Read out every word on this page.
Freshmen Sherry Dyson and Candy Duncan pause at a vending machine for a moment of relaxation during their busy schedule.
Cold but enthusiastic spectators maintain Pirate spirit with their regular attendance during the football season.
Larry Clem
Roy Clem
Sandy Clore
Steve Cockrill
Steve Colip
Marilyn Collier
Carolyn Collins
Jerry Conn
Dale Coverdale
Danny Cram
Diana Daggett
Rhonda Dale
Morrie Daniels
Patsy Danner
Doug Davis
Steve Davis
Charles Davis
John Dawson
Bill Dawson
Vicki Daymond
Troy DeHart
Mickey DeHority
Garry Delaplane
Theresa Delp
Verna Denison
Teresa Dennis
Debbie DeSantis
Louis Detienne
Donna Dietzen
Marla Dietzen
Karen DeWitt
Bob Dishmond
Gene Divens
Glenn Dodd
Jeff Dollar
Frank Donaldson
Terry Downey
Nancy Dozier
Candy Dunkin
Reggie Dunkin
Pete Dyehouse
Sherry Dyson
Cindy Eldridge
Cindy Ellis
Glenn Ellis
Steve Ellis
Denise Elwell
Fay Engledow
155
------------------------
STATED TASK:
Repeat the preceding lines exactly, please, every one of them.

RESPONSE:
Read out every word on this page.
Freshmen Sherry Dyson and Candy Duncan pause at a vending machine for a moment of relaxation during their busy schedule.
Cold but enthusiastic spectators maintain Pirate spirit with their regular attendance during the football season.
Larry Clem
Roy Clem
Sandy Clore
Steve Cockrill
Steve Colip
Marilyn Collier
Carolyn Collins
Jerry Conn
Dale Coverdale
Danny Cram
Diana Daggett
Rhonda Dale
Morrie Daniels
Patsy Danner
Doug Davis
Steve Davis
Charles Davis
John Dawson
Bill Dawson
Vicki Daymond
Troy DeHart
Mickey DeHority
Garry Delaplane
Theresa Delp
Verna Denison
Teresa Dennis
Debbie DeSantis
Louis Detienne
Donna Dietzen
Marla Dietzen
Karen DeWitt
Bob Dishmond
Gene Divens
Glenn Dodd
Jeff Dollar
Frank Donaldson
Terry Downey
Nancy Dozier
Candy Dunkin
Reggie Dunkin
Pete Dyehouse
Sherry Dyson
Cindy Eldridge
Cindy Ellis
Glenn Ellis
Steve Ellis
Denise Elwell
Fay Engledow
155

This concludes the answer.